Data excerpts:
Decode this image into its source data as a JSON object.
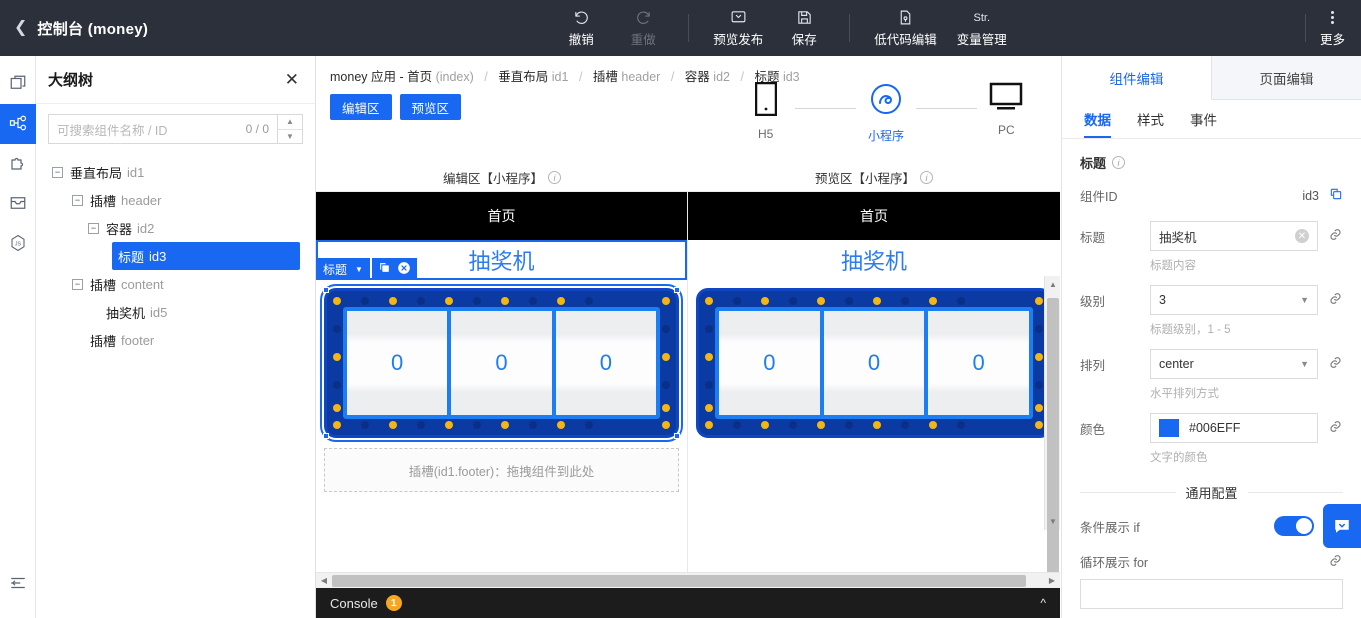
{
  "topbar": {
    "back_icon": "chevron-left-icon",
    "title": "控制台 (money)",
    "actions": [
      {
        "label": "撤销",
        "icon": "undo-icon"
      },
      {
        "label": "重做",
        "icon": "redo-icon"
      },
      {
        "label": "预览发布",
        "icon": "publish-icon"
      },
      {
        "label": "保存",
        "icon": "save-icon"
      },
      {
        "label": "低代码编辑",
        "icon": "code-file-icon"
      },
      {
        "label": "变量管理",
        "icon": "str-icon",
        "icon_text": "Str."
      }
    ],
    "more_label": "更多"
  },
  "rail": {
    "items": [
      {
        "name": "pages-icon"
      },
      {
        "name": "component-tree-icon"
      },
      {
        "name": "puzzle-icon"
      },
      {
        "name": "inbox-icon"
      },
      {
        "name": "js-icon"
      }
    ],
    "collapse_icon": "collapse-panel-icon"
  },
  "outline": {
    "title": "大纲树",
    "close_icon": "close-icon",
    "search_placeholder": "可搜索组件名称 / ID",
    "search_value": "",
    "match_count": "0 / 0",
    "up_icon": "chevron-up-icon",
    "down_icon": "chevron-down-icon",
    "nodes": [
      {
        "indent": 0,
        "toggle": "minus",
        "name": "垂直布局",
        "id": "id1",
        "selected": false
      },
      {
        "indent": 1,
        "toggle": "minus",
        "name": "插槽",
        "id": "header",
        "selected": false
      },
      {
        "indent": 2,
        "toggle": "minus",
        "name": "容器",
        "id": "id2",
        "selected": false
      },
      {
        "indent": 3,
        "toggle": "leaf",
        "name": "标题",
        "id": "id3",
        "selected": true
      },
      {
        "indent": 1,
        "toggle": "minus",
        "name": "插槽",
        "id": "content",
        "selected": false
      },
      {
        "indent": 2,
        "toggle": "leaf",
        "name": "抽奖机",
        "id": "id5",
        "selected": false
      },
      {
        "indent": 1,
        "toggle": "none",
        "name": "插槽",
        "id": "footer",
        "selected": false
      }
    ]
  },
  "breadcrumb": {
    "items": [
      {
        "name": "money 应用 - 首页",
        "id": "(index)"
      },
      {
        "name": "垂直布局",
        "id": "id1"
      },
      {
        "name": "插槽",
        "id": "header"
      },
      {
        "name": "容器",
        "id": "id2"
      },
      {
        "name": "标题",
        "id": "id3"
      }
    ],
    "separator": "/"
  },
  "segmented": {
    "edit_label": "编辑区",
    "preview_label": "预览区"
  },
  "devices": [
    {
      "label": "H5",
      "icon": "phone-icon",
      "active": false
    },
    {
      "label": "小程序",
      "icon": "miniprogram-icon",
      "active": true
    },
    {
      "label": "PC",
      "icon": "monitor-icon",
      "active": false
    }
  ],
  "zones": {
    "edit_label": "编辑区【小程序】",
    "preview_label": "预览区【小程序】",
    "info_icon": "info-icon"
  },
  "canvas": {
    "status_title": "首页",
    "heading_text": "抽奖机",
    "heading_color": "#006EFF",
    "selection_tag": "标题",
    "selection_caret_icon": "chevron-down-icon",
    "copy_icon": "copy-icon",
    "delete_icon": "close-circle-icon",
    "reels": [
      "0",
      "0",
      "0"
    ],
    "slot_placeholder": "插槽(id1.footer)：拖拽组件到此处"
  },
  "console": {
    "label": "Console",
    "badge": "1",
    "chevron_icon": "chevron-up-icon"
  },
  "props": {
    "tabs": [
      {
        "label": "组件编辑",
        "active": true
      },
      {
        "label": "页面编辑",
        "active": false
      }
    ],
    "subtabs": [
      {
        "label": "数据",
        "active": true
      },
      {
        "label": "样式",
        "active": false
      },
      {
        "label": "事件",
        "active": false
      }
    ],
    "section_title": "标题",
    "info_icon": "info-icon",
    "component_id_label": "组件ID",
    "component_id_value": "id3",
    "copy_icon": "copy-icon",
    "fields": [
      {
        "label": "标题",
        "type": "text",
        "value": "抽奖机",
        "hint": "标题内容",
        "clear_icon": "clear-icon",
        "link_icon": "link-icon"
      },
      {
        "label": "级别",
        "type": "select",
        "value": "3",
        "hint": "标题级别，1 - 5",
        "caret_icon": "chevron-down-icon",
        "link_icon": "link-icon"
      },
      {
        "label": "排列",
        "type": "select",
        "value": "center",
        "hint": "水平排列方式",
        "caret_icon": "chevron-down-icon",
        "link_icon": "link-icon"
      },
      {
        "label": "颜色",
        "type": "color",
        "value": "#006EFF",
        "hint": "文字的颜色",
        "swatch": "#1868f1",
        "link_icon": "link-icon"
      }
    ],
    "common_section_title": "通用配置",
    "common_fields": [
      {
        "label": "条件展示 if",
        "type": "toggle",
        "value": true,
        "link_icon": "link-icon"
      },
      {
        "label": "循环展示 for",
        "type": "text",
        "value": "",
        "link_icon": "link-icon"
      }
    ],
    "fab_icon": "chat-icon"
  },
  "colors": {
    "accent": "#1868f1",
    "topbar_bg": "#2b303b",
    "heading": "#006EFF",
    "badge": "#f5a623"
  }
}
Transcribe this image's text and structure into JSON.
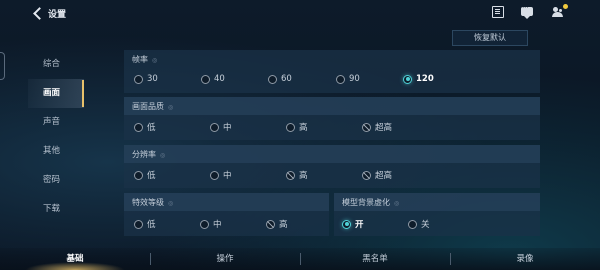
{
  "header": {
    "back_label": "设置",
    "icons": [
      "notes-icon",
      "chat-icon",
      "friends-icon"
    ]
  },
  "reset_button": "恢复默认",
  "sidebar": {
    "items": [
      {
        "label": "综合",
        "active": false
      },
      {
        "label": "画面",
        "active": true
      },
      {
        "label": "声音",
        "active": false
      },
      {
        "label": "其他",
        "active": false
      },
      {
        "label": "密码",
        "active": false
      },
      {
        "label": "下载",
        "active": false
      }
    ]
  },
  "sections": {
    "frame_rate": {
      "title": "帧率",
      "options": [
        "30",
        "40",
        "60",
        "90",
        "120"
      ],
      "selected": "120"
    },
    "quality": {
      "title": "画面品质",
      "options": [
        "低",
        "中",
        "高",
        "超高"
      ],
      "selected": null,
      "blocked": [
        "超高"
      ]
    },
    "resolution": {
      "title": "分辨率",
      "options": [
        "低",
        "中",
        "高",
        "超高"
      ],
      "selected": null,
      "blocked": [
        "高",
        "超高"
      ]
    },
    "effects": {
      "title": "特效等级",
      "options": [
        "低",
        "中",
        "高"
      ],
      "selected": null,
      "blocked": [
        "高"
      ]
    },
    "model_bg_blur": {
      "title": "模型背景虚化",
      "options": [
        "开",
        "关"
      ],
      "selected": "开"
    }
  },
  "bottom_tabs": [
    {
      "label": "基础",
      "active": true
    },
    {
      "label": "操作",
      "active": false
    },
    {
      "label": "黑名单",
      "active": false
    },
    {
      "label": "录像",
      "active": false
    }
  ],
  "colors": {
    "accent_selected": "#4fd0d6",
    "active_marker": "#e8c16a",
    "notification_dot": "#f0c93e"
  }
}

### REQUIRED WORK
Return the material word for word. Pictures are not part of the copy.

### EXERCISE RESULT
Decode this image into its source data as a JSON object.
{
  "topbar": {
    "back_icon": "chevron-left-icon",
    "title": "控制台 (money)",
    "actions": [
      {
        "label": "撤销",
        "icon": "undo-icon"
      },
      {
        "label": "重做",
        "icon": "redo-icon"
      },
      {
        "label": "预览发布",
        "icon": "publish-icon"
      },
      {
        "label": "保存",
        "icon": "save-icon"
      },
      {
        "label": "低代码编辑",
        "icon": "code-file-icon"
      },
      {
        "label": "变量管理",
        "icon": "str-icon",
        "icon_text": "Str."
      }
    ],
    "more_label": "更多"
  },
  "rail": {
    "items": [
      {
        "name": "pages-icon"
      },
      {
        "name": "component-tree-icon"
      },
      {
        "name": "puzzle-icon"
      },
      {
        "name": "inbox-icon"
      },
      {
        "name": "js-icon"
      }
    ],
    "collapse_icon": "collapse-panel-icon"
  },
  "outline": {
    "title": "大纲树",
    "close_icon": "close-icon",
    "search_placeholder": "可搜索组件名称 / ID",
    "search_value": "",
    "match_count": "0 / 0",
    "up_icon": "chevron-up-icon",
    "down_icon": "chevron-down-icon",
    "nodes": [
      {
        "indent": 0,
        "toggle": "minus",
        "name": "垂直布局",
        "id": "id1",
        "selected": false
      },
      {
        "indent": 1,
        "toggle": "minus",
        "name": "插槽",
        "id": "header",
        "selected": false
      },
      {
        "indent": 2,
        "toggle": "minus",
        "name": "容器",
        "id": "id2",
        "selected": false
      },
      {
        "indent": 3,
        "toggle": "leaf",
        "name": "标题",
        "id": "id3",
        "selected": true
      },
      {
        "indent": 1,
        "toggle": "minus",
        "name": "插槽",
        "id": "content",
        "selected": false
      },
      {
        "indent": 2,
        "toggle": "leaf",
        "name": "抽奖机",
        "id": "id5",
        "selected": false
      },
      {
        "indent": 1,
        "toggle": "none",
        "name": "插槽",
        "id": "footer",
        "selected": false
      }
    ]
  },
  "breadcrumb": {
    "items": [
      {
        "name": "money 应用 - 首页",
        "id": "(index)"
      },
      {
        "name": "垂直布局",
        "id": "id1"
      },
      {
        "name": "插槽",
        "id": "header"
      },
      {
        "name": "容器",
        "id": "id2"
      },
      {
        "name": "标题",
        "id": "id3"
      }
    ],
    "separator": "/"
  },
  "segmented": {
    "edit_label": "编辑区",
    "preview_label": "预览区"
  },
  "devices": [
    {
      "label": "H5",
      "icon": "phone-icon",
      "active": false
    },
    {
      "label": "小程序",
      "icon": "miniprogram-icon",
      "active": true
    },
    {
      "label": "PC",
      "icon": "monitor-icon",
      "active": false
    }
  ],
  "zones": {
    "edit_label": "编辑区【小程序】",
    "preview_label": "预览区【小程序】",
    "info_icon": "info-icon"
  },
  "canvas": {
    "status_title": "首页",
    "heading_text": "抽奖机",
    "heading_color": "#006EFF",
    "selection_tag": "标题",
    "selection_caret_icon": "chevron-down-icon",
    "copy_icon": "copy-icon",
    "delete_icon": "close-circle-icon",
    "reels": [
      "0",
      "0",
      "0"
    ],
    "slot_placeholder": "插槽(id1.footer)：拖拽组件到此处"
  },
  "console": {
    "label": "Console",
    "badge": "1",
    "chevron_icon": "chevron-up-icon"
  },
  "props": {
    "tabs": [
      {
        "label": "组件编辑",
        "active": true
      },
      {
        "label": "页面编辑",
        "active": false
      }
    ],
    "subtabs": [
      {
        "label": "数据",
        "active": true
      },
      {
        "label": "样式",
        "active": false
      },
      {
        "label": "事件",
        "active": false
      }
    ],
    "section_title": "标题",
    "info_icon": "info-icon",
    "component_id_label": "组件ID",
    "component_id_value": "id3",
    "copy_icon": "copy-icon",
    "fields": [
      {
        "label": "标题",
        "type": "text",
        "value": "抽奖机",
        "hint": "标题内容",
        "clear_icon": "clear-icon",
        "link_icon": "link-icon"
      },
      {
        "label": "级别",
        "type": "select",
        "value": "3",
        "hint": "标题级别，1 - 5",
        "caret_icon": "chevron-down-icon",
        "link_icon": "link-icon"
      },
      {
        "label": "排列",
        "type": "select",
        "value": "center",
        "hint": "水平排列方式",
        "caret_icon": "chevron-down-icon",
        "link_icon": "link-icon"
      },
      {
        "label": "颜色",
        "type": "color",
        "value": "#006EFF",
        "hint": "文字的颜色",
        "swatch": "#1868f1",
        "link_icon": "link-icon"
      }
    ],
    "common_section_title": "通用配置",
    "common_fields": [
      {
        "label": "条件展示 if",
        "type": "toggle",
        "value": true,
        "link_icon": "link-icon"
      },
      {
        "label": "循环展示 for",
        "type": "text",
        "value": "",
        "link_icon": "link-icon"
      }
    ],
    "fab_icon": "chat-icon"
  },
  "colors": {
    "accent": "#1868f1",
    "topbar_bg": "#2b303b",
    "heading": "#006EFF",
    "badge": "#f5a623"
  }
}
Transcribe this image's text and structure into JSON.
{
  "header": {
    "back_label": "设置",
    "icons": [
      "notes-icon",
      "chat-icon",
      "friends-icon"
    ]
  },
  "reset_button": "恢复默认",
  "sidebar": {
    "items": [
      {
        "label": "综合",
        "active": false
      },
      {
        "label": "画面",
        "active": true
      },
      {
        "label": "声音",
        "active": false
      },
      {
        "label": "其他",
        "active": false
      },
      {
        "label": "密码",
        "active": false
      },
      {
        "label": "下载",
        "active": false
      }
    ]
  },
  "sections": {
    "frame_rate": {
      "title": "帧率",
      "options": [
        "30",
        "40",
        "60",
        "90",
        "120"
      ],
      "selected": "120"
    },
    "quality": {
      "title": "画面品质",
      "options": [
        "低",
        "中",
        "高",
        "超高"
      ],
      "selected": null,
      "blocked": [
        "超高"
      ]
    },
    "resolution": {
      "title": "分辨率",
      "options": [
        "低",
        "中",
        "高",
        "超高"
      ],
      "selected": null,
      "blocked": [
        "高",
        "超高"
      ]
    },
    "effects": {
      "title": "特效等级",
      "options": [
        "低",
        "中",
        "高"
      ],
      "selected": null,
      "blocked": [
        "高"
      ]
    },
    "model_bg_blur": {
      "title": "模型背景虚化",
      "options": [
        "开",
        "关"
      ],
      "selected": "开"
    }
  },
  "bottom_tabs": [
    {
      "label": "基础",
      "active": true
    },
    {
      "label": "操作",
      "active": false
    },
    {
      "label": "黑名单",
      "active": false
    },
    {
      "label": "录像",
      "active": false
    }
  ],
  "colors": {
    "accent_selected": "#4fd0d6",
    "active_marker": "#e8c16a",
    "notification_dot": "#f0c93e"
  }
}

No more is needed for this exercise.